Problem A
In the passage on working smarter, what does working smarter instead of pushing yourself harder aim for?
Problem B
From the passage on working smarter, reproduce the stretch from "As humans, we" through "where you’re going.".
Problem C
Condense the paragraph of the passage on working smarter that begins "As humans, we have limitations" into a shorter version that keeps its main points.

Given text
_ _ _ _ _ _ _

If you’re anything like me, you have a million things to do on any given day. You’re taking care of people, you may have a house to run, you might have a job. As with just about any other person in the modern world, you are probably short on time. Asking more from yourself on top of all of this might seem crazy, and you may be hesitant to try. Fair enough, I say, but hear me out.
Have you ever heard someone say “work smarter not harder”?
This is one of those things that you’ve probably heard a thousand times, but have you ever really explored what it means? Working smarter instead of pushing yourself harder is simply aiming for maximum efficiency in your work. It’s streamlining your work process and your priorities so that you can achieve more in the same amount of time.
Working harder doesn’t work if you’re already working as hard as you can.
As humans, we have limitations. Some of those are because of reasons like health, energy, stamina. Other people or responsibilities may impose limits upon us. We may only have a set amount of time that we can work as a result. Now sure, you can run around trying to work as quickly as possible and keep pushing yourself to do more, but what is going to happen eventually? You will exhaust yourself, and that will most likely set you into a bad cycle. Many people find they push too hard, tire themselves out, crash into inactivity, feel guilty and then start pushing themselves too hard again. It’s like trying to get somewhere by stalling and restarting your car over and over and over; not a very efficient way to get where you’re going.

_ _ _ _ _ _ _

Listed records
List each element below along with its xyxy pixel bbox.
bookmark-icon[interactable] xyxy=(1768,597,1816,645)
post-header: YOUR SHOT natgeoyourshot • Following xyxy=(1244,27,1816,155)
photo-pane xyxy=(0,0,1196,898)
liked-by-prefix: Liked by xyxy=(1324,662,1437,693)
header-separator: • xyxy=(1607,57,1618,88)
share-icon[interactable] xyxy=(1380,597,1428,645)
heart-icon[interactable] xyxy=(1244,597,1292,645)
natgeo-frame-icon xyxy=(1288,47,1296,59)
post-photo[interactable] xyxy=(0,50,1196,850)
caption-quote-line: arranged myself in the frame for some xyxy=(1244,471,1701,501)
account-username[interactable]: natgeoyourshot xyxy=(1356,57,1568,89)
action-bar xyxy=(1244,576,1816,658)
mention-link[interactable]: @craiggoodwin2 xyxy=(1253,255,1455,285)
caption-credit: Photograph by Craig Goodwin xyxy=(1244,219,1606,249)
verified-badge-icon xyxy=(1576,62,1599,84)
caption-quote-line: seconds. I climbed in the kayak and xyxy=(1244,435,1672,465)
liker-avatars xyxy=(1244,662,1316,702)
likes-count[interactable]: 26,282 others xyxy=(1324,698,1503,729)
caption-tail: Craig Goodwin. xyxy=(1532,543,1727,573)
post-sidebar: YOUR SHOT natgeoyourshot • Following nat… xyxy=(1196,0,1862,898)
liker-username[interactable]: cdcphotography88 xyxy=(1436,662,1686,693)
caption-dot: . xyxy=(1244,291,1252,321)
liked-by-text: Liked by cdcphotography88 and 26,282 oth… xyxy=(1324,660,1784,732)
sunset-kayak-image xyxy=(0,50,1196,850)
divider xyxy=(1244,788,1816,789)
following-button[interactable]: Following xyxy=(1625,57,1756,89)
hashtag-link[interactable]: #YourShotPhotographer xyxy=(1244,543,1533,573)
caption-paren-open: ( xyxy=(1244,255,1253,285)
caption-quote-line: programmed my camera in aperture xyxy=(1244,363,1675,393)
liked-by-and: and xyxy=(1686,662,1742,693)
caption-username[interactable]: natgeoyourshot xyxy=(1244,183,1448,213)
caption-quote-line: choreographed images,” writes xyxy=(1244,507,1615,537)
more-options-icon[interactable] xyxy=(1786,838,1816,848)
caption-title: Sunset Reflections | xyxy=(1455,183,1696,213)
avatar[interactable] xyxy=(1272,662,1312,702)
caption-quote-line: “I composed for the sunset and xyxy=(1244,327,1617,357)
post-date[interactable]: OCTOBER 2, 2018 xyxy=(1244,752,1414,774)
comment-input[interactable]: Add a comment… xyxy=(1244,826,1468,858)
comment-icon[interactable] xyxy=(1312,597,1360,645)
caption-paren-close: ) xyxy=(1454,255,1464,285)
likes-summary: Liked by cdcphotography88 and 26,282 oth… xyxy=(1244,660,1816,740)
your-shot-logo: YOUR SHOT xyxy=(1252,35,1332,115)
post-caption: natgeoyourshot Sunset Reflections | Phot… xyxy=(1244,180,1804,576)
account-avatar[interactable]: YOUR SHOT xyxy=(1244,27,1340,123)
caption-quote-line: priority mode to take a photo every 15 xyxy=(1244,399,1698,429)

_ _ _ _ _ _ _

Task output A
It aims for maximum efficiency in your work.

Task output B
As humans, we have limitations. Some of those are because of reasons like health, energy, stamina. Other people or responsibilities may impose limits upon us. We may only have a set amount of time that we can work as a result. Now sure, you can run around trying to work as quickly as possible and keep pushing yourself to do more, but what is going to happen eventually? You will exhaust yourself, and that will most likely set you into a bad cycle. Many people find they push too hard, tire themselves out, crash into inactivity, feel guilty and then start pushing themselves too hard again. It’s like trying to get somewhere by stalling and restarting your car over and over and over; not a very efficient way to get where you’re going.

Task output C
Humans have limits set by health, energy, stamina, other people or responsibilities, which may cap how much time we can work. Constantly pushing to work faster and do more eventually leads to exhaustion and a bad cycle: people push too hard, tire out, crash into inactivity, feel guilty and then push too hard again. This is as inefficient as trying to reach a destination by repeatedly stalling and restarting a car.